**Required work**
Restate the records below word for word.

(Stored data)
+===+

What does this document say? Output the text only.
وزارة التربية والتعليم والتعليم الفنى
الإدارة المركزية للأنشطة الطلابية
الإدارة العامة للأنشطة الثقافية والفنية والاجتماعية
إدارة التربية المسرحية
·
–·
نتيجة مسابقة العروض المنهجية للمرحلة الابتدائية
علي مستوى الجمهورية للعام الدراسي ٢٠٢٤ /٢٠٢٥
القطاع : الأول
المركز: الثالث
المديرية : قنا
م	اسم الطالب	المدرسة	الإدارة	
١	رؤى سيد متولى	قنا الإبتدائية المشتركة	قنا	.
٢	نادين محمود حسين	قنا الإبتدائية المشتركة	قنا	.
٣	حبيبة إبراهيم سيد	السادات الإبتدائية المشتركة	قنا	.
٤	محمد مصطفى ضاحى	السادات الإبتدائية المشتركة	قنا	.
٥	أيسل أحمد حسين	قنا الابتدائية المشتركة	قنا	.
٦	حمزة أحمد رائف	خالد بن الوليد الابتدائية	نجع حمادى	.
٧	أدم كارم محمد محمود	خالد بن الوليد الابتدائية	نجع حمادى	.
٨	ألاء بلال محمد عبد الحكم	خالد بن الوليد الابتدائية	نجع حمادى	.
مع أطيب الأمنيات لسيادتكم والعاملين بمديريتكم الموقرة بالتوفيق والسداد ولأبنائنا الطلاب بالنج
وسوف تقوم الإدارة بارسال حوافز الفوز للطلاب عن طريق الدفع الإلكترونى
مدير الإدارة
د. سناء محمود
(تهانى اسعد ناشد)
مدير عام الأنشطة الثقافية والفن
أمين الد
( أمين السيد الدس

+===+

**Response to the exercise**
What does this document say? Output the text only.
وزارة التربية والتعليم والتعليم الفنى
الإدارة المركزية للأنشطة الطلابية
الإدارة العامة للأنشطة الثقافية والفنية والاجتماعية
إدارة التربية المسرحية
·
–·
نتيجة مسابقة العروض المنهجية للمرحلة الابتدائية
علي مستوى الجمهورية للعام الدراسي ٢٠٢٤ /٢٠٢٥
القطاع : الأول
المركز: الثالث
المديرية : قنا
م	اسم الطالب	المدرسة	الإدارة	
١	رؤى سيد متولى	قنا الإبتدائية المشتركة	قنا	.
٢	نادين محمود حسين	قنا الإبتدائية المشتركة	قنا	.
٣	حبيبة إبراهيم سيد	السادات الإبتدائية المشتركة	قنا	.
٤	محمد مصطفى ضاحى	السادات الإبتدائية المشتركة	قنا	.
٥	أيسل أحمد حسين	قنا الابتدائية المشتركة	قنا	.
٦	حمزة أحمد رائف	خالد بن الوليد الابتدائية	نجع حمادى	.
٧	أدم كارم محمد محمود	خالد بن الوليد الابتدائية	نجع حمادى	.
٨	ألاء بلال محمد عبد الحكم	خالد بن الوليد الابتدائية	نجع حمادى	.
مع أطيب الأمنيات لسيادتكم والعاملين بمديريتكم الموقرة بالتوفيق والسداد ولأبنائنا الطلاب بالنج
وسوف تقوم الإدارة بارسال حوافز الفوز للطلاب عن طريق الدفع الإلكترونى
مدير الإدارة
د. سناء محمود
(تهانى اسعد ناشد)
مدير عام الأنشطة الثقافية والفن
أمين الد
( أمين السيد الدس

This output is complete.